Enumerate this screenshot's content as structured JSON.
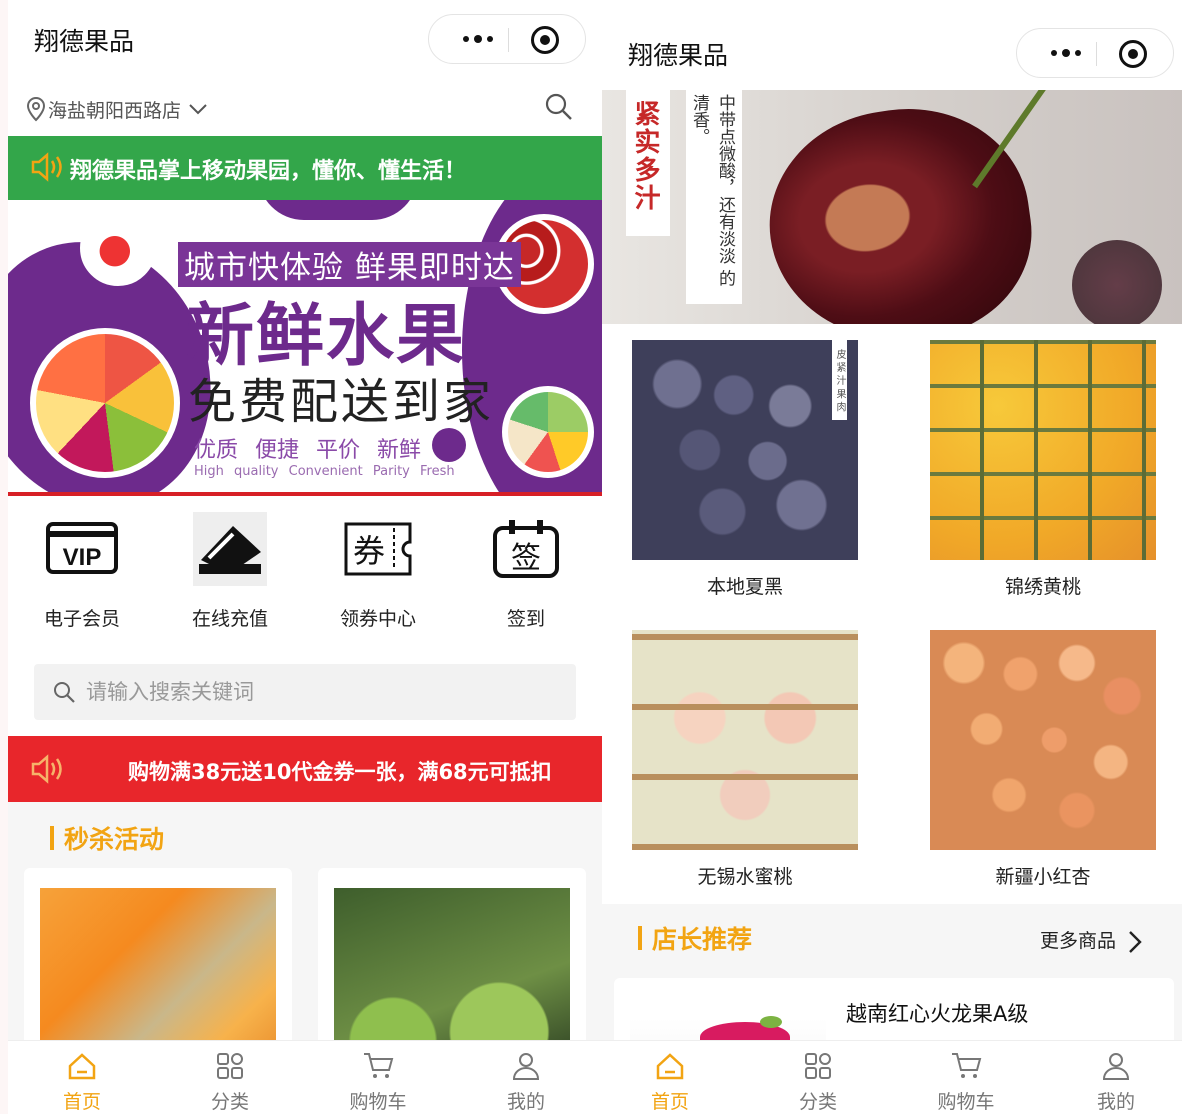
{
  "left": {
    "header": {
      "title": "翔德果品"
    },
    "location": {
      "store": "海盐朝阳西路店"
    },
    "notice_green": "翔德果品掌上移动果园，懂你、懂生活！",
    "banner": {
      "line1": "城市快体验 鲜果即时达",
      "line2": "新鲜水果",
      "line3": "免费配送到家",
      "line4": "优质 便捷 平价 新鲜",
      "line5": "High quality Convenient Parity Fresh"
    },
    "shortcuts": [
      {
        "label": "电子会员",
        "icon": "vip-card-icon"
      },
      {
        "label": "在线充值",
        "icon": "credit-card-icon"
      },
      {
        "label": "领券中心",
        "icon": "coupon-icon"
      },
      {
        "label": "签到",
        "icon": "calendar-sign-icon"
      }
    ],
    "search": {
      "placeholder": "请输入搜索关键词"
    },
    "notice_red": "购物满38元送10代金券一张，满68元可抵扣",
    "flash_sale": {
      "title": "秒杀活动"
    }
  },
  "right": {
    "header": {
      "title": "翔德果品"
    },
    "banner": {
      "caption_red": "紧实多汁",
      "caption_col1": "中带点微酸，还有淡淡",
      "caption_col2": "的清香。",
      "caption_small": "皮 紧 汁 果 肉"
    },
    "products": [
      {
        "name": "本地夏黑"
      },
      {
        "name": "锦绣黄桃"
      },
      {
        "name": "无锡水蜜桃"
      },
      {
        "name": "新疆小红杏"
      }
    ],
    "recommend": {
      "title": "店长推荐",
      "more": "更多商品",
      "first_item": "越南红心火龙果A级"
    }
  },
  "tabbar": [
    {
      "label": "首页",
      "icon": "home-icon"
    },
    {
      "label": "分类",
      "icon": "category-icon"
    },
    {
      "label": "购物车",
      "icon": "cart-icon"
    },
    {
      "label": "我的",
      "icon": "user-icon"
    }
  ],
  "colors": {
    "accent": "#f2a413",
    "green": "#33a64a",
    "red": "#e8262b",
    "purple": "#6d2a8c"
  }
}
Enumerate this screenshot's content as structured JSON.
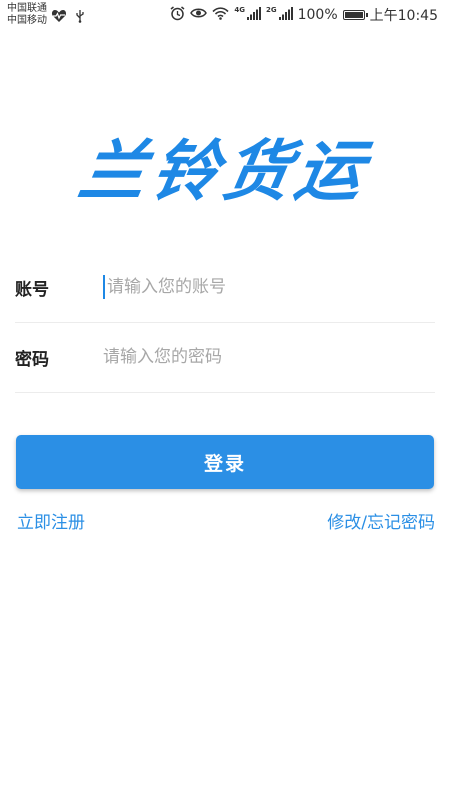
{
  "status_bar": {
    "carrier_1": "中国联通",
    "carrier_2": "中国移动",
    "net_tag_1": "4G",
    "net_tag_2": "2G",
    "battery_percent": "100%",
    "battery_level": 1.0,
    "time": "上午10:45",
    "icons": [
      "heart-pulse-icon",
      "usb-icon",
      "alarm-icon",
      "eye-icon",
      "wifi-icon",
      "signal-icon",
      "battery-icon"
    ]
  },
  "logo": {
    "text": "兰铃货运",
    "color": "#1e88e5"
  },
  "form": {
    "account_label": "账号",
    "account_placeholder": "请输入您的账号",
    "account_value": "",
    "password_label": "密码",
    "password_placeholder": "请输入您的密码",
    "password_value": ""
  },
  "login_button": {
    "label": "登录",
    "color": "#2b8fe5"
  },
  "links": {
    "register": "立即注册",
    "forgot": "修改/忘记密码"
  }
}
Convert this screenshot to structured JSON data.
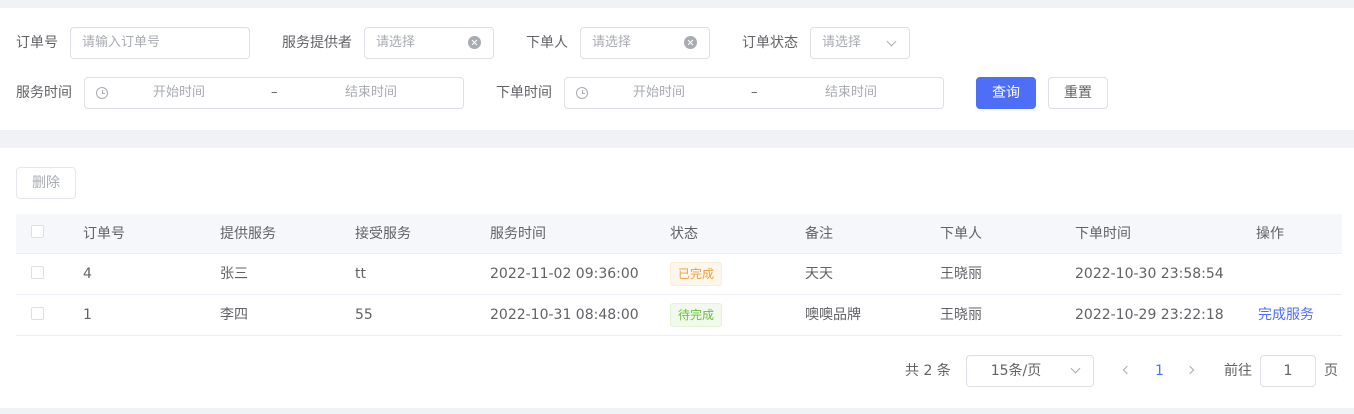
{
  "filters": {
    "order_no": {
      "label": "订单号",
      "placeholder": "请输入订单号"
    },
    "provider": {
      "label": "服务提供者",
      "placeholder": "请选择"
    },
    "orderer": {
      "label": "下单人",
      "placeholder": "请选择"
    },
    "status": {
      "label": "订单状态",
      "placeholder": "请选择"
    },
    "service_time": {
      "label": "服务时间",
      "start_placeholder": "开始时间",
      "separator": "–",
      "end_placeholder": "结束时间"
    },
    "order_time": {
      "label": "下单时间",
      "start_placeholder": "开始时间",
      "separator": "–",
      "end_placeholder": "结束时间"
    },
    "query_label": "查询",
    "reset_label": "重置"
  },
  "toolbar": {
    "delete_label": "删除"
  },
  "table": {
    "headers": [
      "订单号",
      "提供服务",
      "接受服务",
      "服务时间",
      "状态",
      "备注",
      "下单人",
      "下单时间",
      "操作"
    ],
    "rows": [
      {
        "order_no": "4",
        "provide": "张三",
        "receive": "tt",
        "service_time": "2022-11-02 09:36:00",
        "status": "已完成",
        "status_type": "warning",
        "remark": "天天",
        "orderer": "王晓丽",
        "order_time": "2022-10-30 23:58:54",
        "action": ""
      },
      {
        "order_no": "1",
        "provide": "李四",
        "receive": "55",
        "service_time": "2022-10-31 08:48:00",
        "status": "待完成",
        "status_type": "success",
        "remark": "噢噢品牌",
        "orderer": "王晓丽",
        "order_time": "2022-10-29 23:22:18",
        "action": "完成服务"
      }
    ]
  },
  "pagination": {
    "total_text": "共 2 条",
    "page_size": "15条/页",
    "current_page": "1",
    "goto_label": "前往",
    "goto_value": "1",
    "page_suffix": "页"
  },
  "colors": {
    "primary": "#4f6ef7",
    "warning": "#e6a23c",
    "success": "#67c23a"
  }
}
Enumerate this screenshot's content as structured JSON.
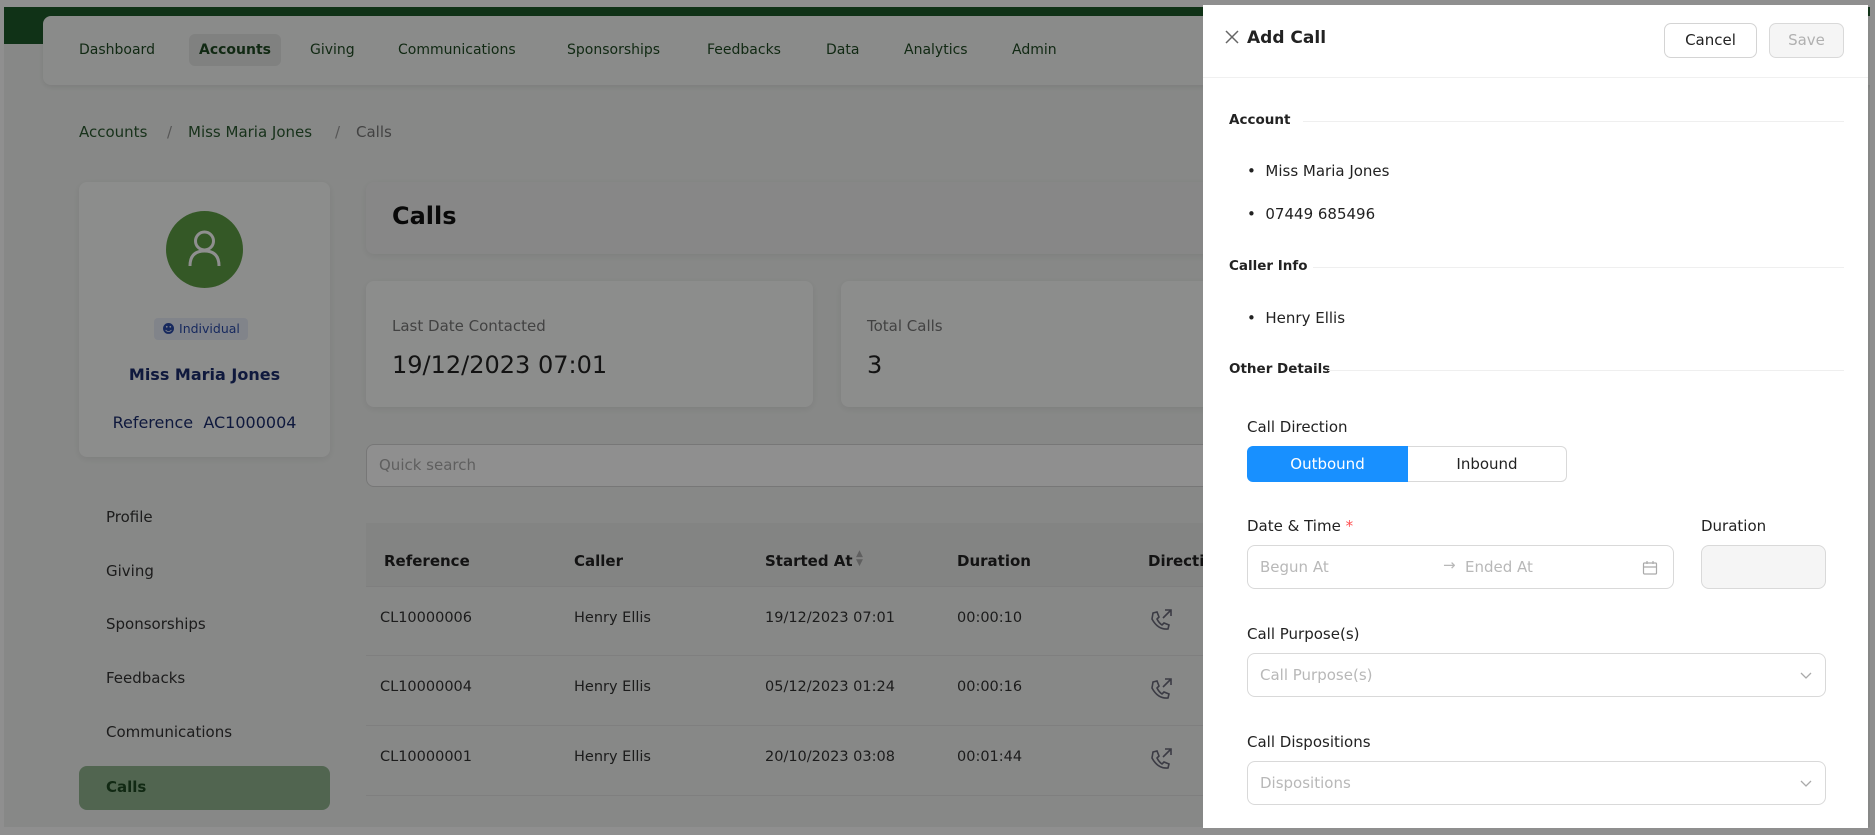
{
  "nav": {
    "items": [
      "Dashboard",
      "Accounts",
      "Giving",
      "Communications",
      "Sponsorships",
      "Feedbacks",
      "Data",
      "Analytics",
      "Admin"
    ],
    "active": "Accounts"
  },
  "breadcrumb": [
    "Accounts",
    "Miss Maria Jones",
    "Calls"
  ],
  "profile": {
    "badge": "Individual",
    "name": "Miss Maria Jones",
    "reference_label": "Reference",
    "reference": "AC1000004"
  },
  "sidebar": {
    "items": [
      "Profile",
      "Giving",
      "Sponsorships",
      "Feedbacks",
      "Communications",
      "Calls"
    ],
    "active": "Calls"
  },
  "main": {
    "title": "Calls",
    "stats": [
      {
        "label": "Last Date Contacted",
        "value": "19/12/2023 07:01"
      },
      {
        "label": "Total Calls",
        "value": "3"
      }
    ],
    "search_placeholder": "Quick search",
    "table": {
      "columns": [
        "Reference",
        "Caller",
        "Started At",
        "Duration",
        "Direction"
      ],
      "rows": [
        {
          "reference": "CL10000006",
          "caller": "Henry Ellis",
          "started_at": "19/12/2023 07:01",
          "duration": "00:00:10",
          "direction": "outbound-call-icon"
        },
        {
          "reference": "CL10000004",
          "caller": "Henry Ellis",
          "started_at": "05/12/2023 01:24",
          "duration": "00:00:16",
          "direction": "outbound-call-icon"
        },
        {
          "reference": "CL10000001",
          "caller": "Henry Ellis",
          "started_at": "20/10/2023 03:08",
          "duration": "00:01:44",
          "direction": "outbound-call-icon"
        }
      ]
    }
  },
  "panel": {
    "title": "Add Call",
    "cancel": "Cancel",
    "save": "Save",
    "account_heading": "Account",
    "account_items": [
      "Miss Maria Jones",
      "07449 685496"
    ],
    "caller_heading": "Caller Info",
    "caller_items": [
      "Henry Ellis"
    ],
    "other_heading": "Other Details",
    "direction_label": "Call Direction",
    "direction_options": [
      "Outbound",
      "Inbound"
    ],
    "direction_selected": "Outbound",
    "datetime_label": "Date & Time",
    "required_mark": "*",
    "begun_placeholder": "Begun At",
    "ended_placeholder": "Ended At",
    "duration_label": "Duration",
    "purpose_label": "Call Purpose(s)",
    "purpose_placeholder": "Call Purpose(s)",
    "dispositions_label": "Call Dispositions",
    "dispositions_placeholder": "Dispositions"
  },
  "colors": {
    "brand_green": "#1e5a2a",
    "accent_blue": "#1890ff",
    "required_red": "#ff4d4f"
  }
}
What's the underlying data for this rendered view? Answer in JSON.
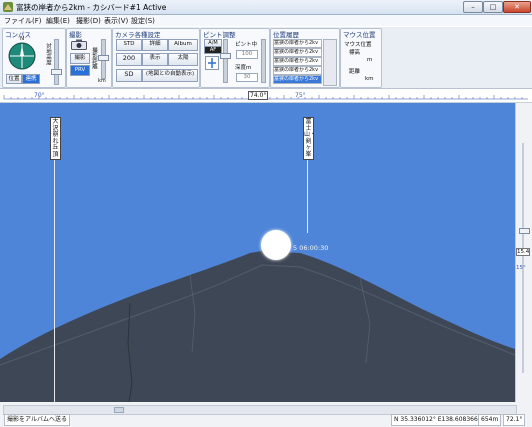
{
  "window": {
    "title": "富狭の岸者から2km - カシバード#1 Active",
    "controls": {
      "minimize": "–",
      "maximize": "□",
      "close": "✕"
    }
  },
  "menu": [
    "ファイル(F)",
    "編集(E)",
    "撮影(D)",
    "表示(V)",
    "設定(S)"
  ],
  "toolbar": {
    "compass": {
      "title": "コンパス",
      "north": "N",
      "btn_position": "位置",
      "btn_link": "連携",
      "vertical_label": "対地高度"
    },
    "shoot": {
      "title": "撮影",
      "btn_shoot": "撮影",
      "btn_prv": "PRV",
      "vertical_label": "撮影距離",
      "unit": "km"
    },
    "camera": {
      "title": "カメラ各種設定",
      "btn_std": "STD",
      "btn_zoom": "詳細",
      "btn_album": "Album",
      "btn_200": "200",
      "btn_display": "表示",
      "btn_sun": "太陽",
      "btn_sd": "SD",
      "btn_map": "(地図との自動表示)"
    },
    "focus": {
      "title": "ピント調整",
      "btn_am": "A/M",
      "btn_af": "AF",
      "label_focus": "ピント中",
      "val_focus": "100",
      "label_depth": "深度m",
      "val_depth": "30"
    },
    "layers": {
      "title": "位置履歴",
      "items": [
        "富狭の岸者から2kv",
        "富狭の岸者から2kv",
        "富狭の岸者から2kv",
        "富狭の岸者から2kv",
        "富狭の岸者から2kv"
      ],
      "selected_index": 4
    },
    "mouse": {
      "title": "マウス位置",
      "lbl_pos": "マウス位置",
      "lbl_alt": "標高",
      "val_alt": "m",
      "lbl_dist": "距離",
      "val_dist": "km"
    }
  },
  "ruler": {
    "left_label": "70°",
    "center_label": "74.0°",
    "right_label": "75°"
  },
  "scene": {
    "label_left": "大沢崩れ丘頂",
    "label_right": "富士山・剣ヶ峯",
    "sun_time": "5 06:00:30",
    "right_edge_top": "15.4",
    "right_edge_bottom": "15°",
    "colors": {
      "sky": "#4f85d8",
      "mountain": "#3e4756",
      "sun": "#ffffff"
    }
  },
  "status": {
    "album_button": "撮影をアルバムへ送る",
    "coords": "N 35.336012°  E138.608366°",
    "altitude": "654m",
    "angle": "72.1°"
  }
}
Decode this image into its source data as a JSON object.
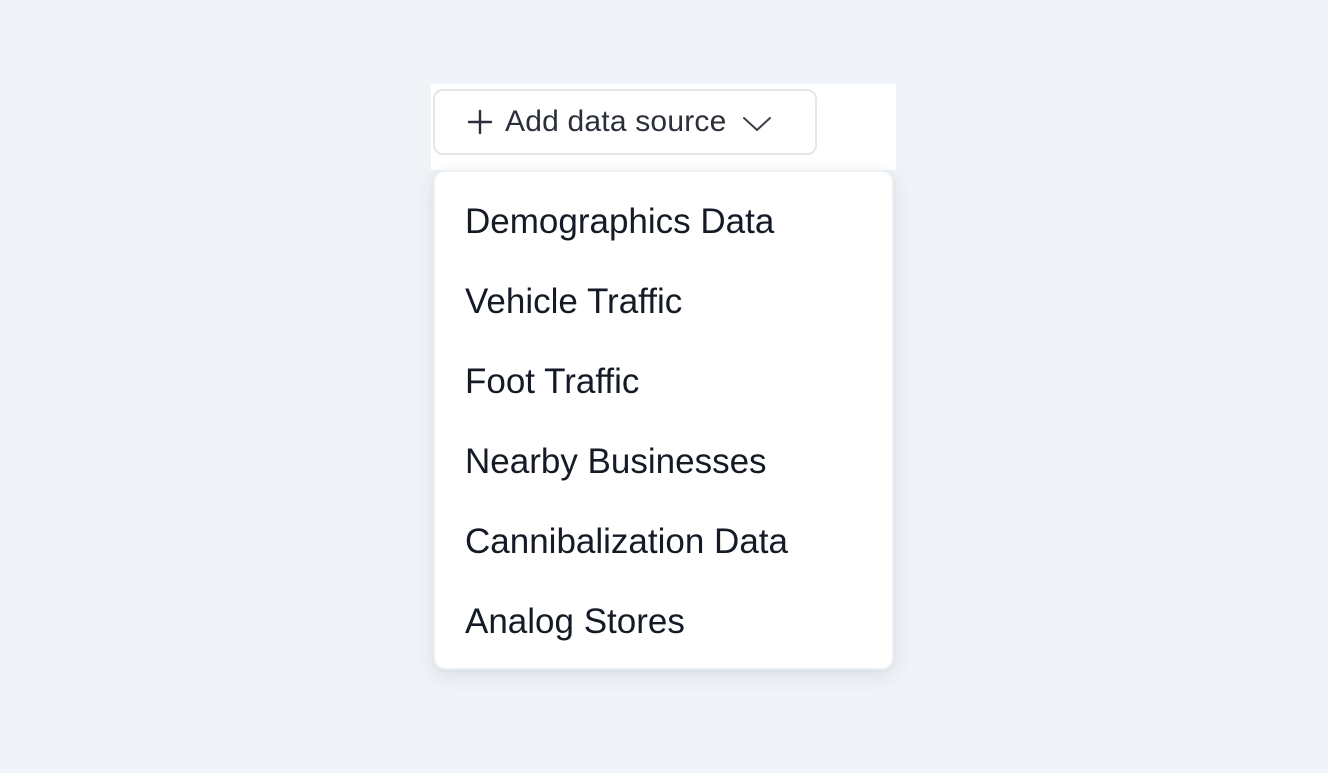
{
  "dropdown": {
    "trigger_label": "Add data source",
    "items": [
      {
        "label": "Demographics Data"
      },
      {
        "label": "Vehicle Traffic"
      },
      {
        "label": "Foot Traffic"
      },
      {
        "label": "Nearby Businesses"
      },
      {
        "label": "Cannibalization Data"
      },
      {
        "label": "Analog Stores"
      }
    ]
  },
  "icons": {
    "plus": "plus-icon",
    "chevron": "chevron-down-icon"
  },
  "colors": {
    "background": "#f0f4f8",
    "surface": "#ffffff",
    "border": "#e3e6eb",
    "text": "#141a26"
  }
}
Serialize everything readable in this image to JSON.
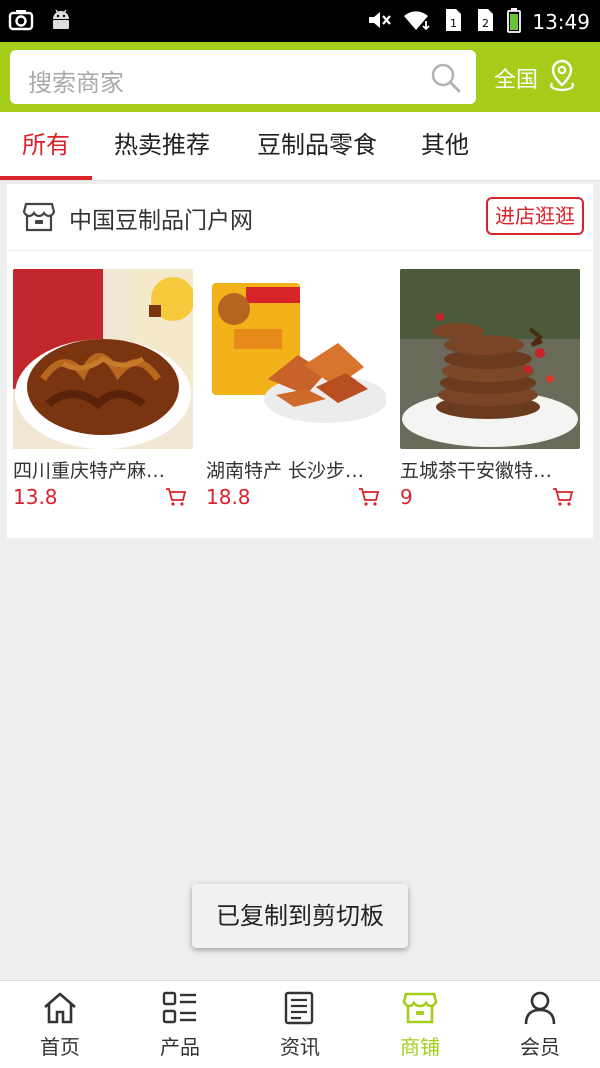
{
  "status_bar": {
    "time": "13:49",
    "left_icons": [
      "screenshot-icon",
      "android-icon"
    ],
    "right_icons": [
      "mute-icon",
      "wifi-icon",
      "sim1-icon",
      "sim2-icon",
      "battery-icon"
    ]
  },
  "header": {
    "search_placeholder": "搜索商家",
    "region_label": "全国",
    "accent_color": "#a6cd1a"
  },
  "tabs": [
    {
      "label": "所有",
      "active": true
    },
    {
      "label": "热卖推荐",
      "active": false
    },
    {
      "label": "豆制品零食",
      "active": false
    },
    {
      "label": "其他",
      "active": false
    }
  ],
  "shop": {
    "name": "中国豆制品门户网",
    "enter_label": "进店逛逛",
    "products": [
      {
        "name": "四川重庆特产麻…",
        "price": "13.8"
      },
      {
        "name": "湖南特产 长沙步…",
        "price": "18.8"
      },
      {
        "name": "五城茶干安徽特…",
        "price": "9"
      }
    ]
  },
  "toast": {
    "text": "已复制到剪切板"
  },
  "bottom_nav": [
    {
      "label": "首页",
      "icon": "home-icon",
      "active": false
    },
    {
      "label": "产品",
      "icon": "grid-list-icon",
      "active": false
    },
    {
      "label": "资讯",
      "icon": "news-icon",
      "active": false
    },
    {
      "label": "商铺",
      "icon": "shop-icon",
      "active": true
    },
    {
      "label": "会员",
      "icon": "user-icon",
      "active": false
    }
  ],
  "colors": {
    "brand": "#a6cd1a",
    "accent_red": "#d8232a"
  }
}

—————

What this task involves:
With pictures left out, repeat exactly the lines from the line bearing "Serialize everything readable" through the final line of the records above.

The output:
Serialize everything readable in this image to JSON.
{
  "status_bar": {
    "time": "13:49",
    "left_icons": [
      "screenshot-icon",
      "android-icon"
    ],
    "right_icons": [
      "mute-icon",
      "wifi-icon",
      "sim1-icon",
      "sim2-icon",
      "battery-icon"
    ]
  },
  "header": {
    "search_placeholder": "搜索商家",
    "region_label": "全国",
    "accent_color": "#a6cd1a"
  },
  "tabs": [
    {
      "label": "所有",
      "active": true
    },
    {
      "label": "热卖推荐",
      "active": false
    },
    {
      "label": "豆制品零食",
      "active": false
    },
    {
      "label": "其他",
      "active": false
    }
  ],
  "shop": {
    "name": "中国豆制品门户网",
    "enter_label": "进店逛逛",
    "products": [
      {
        "name": "四川重庆特产麻…",
        "price": "13.8"
      },
      {
        "name": "湖南特产 长沙步…",
        "price": "18.8"
      },
      {
        "name": "五城茶干安徽特…",
        "price": "9"
      }
    ]
  },
  "toast": {
    "text": "已复制到剪切板"
  },
  "bottom_nav": [
    {
      "label": "首页",
      "icon": "home-icon",
      "active": false
    },
    {
      "label": "产品",
      "icon": "grid-list-icon",
      "active": false
    },
    {
      "label": "资讯",
      "icon": "news-icon",
      "active": false
    },
    {
      "label": "商铺",
      "icon": "shop-icon",
      "active": true
    },
    {
      "label": "会员",
      "icon": "user-icon",
      "active": false
    }
  ],
  "colors": {
    "brand": "#a6cd1a",
    "accent_red": "#d8232a"
  }
}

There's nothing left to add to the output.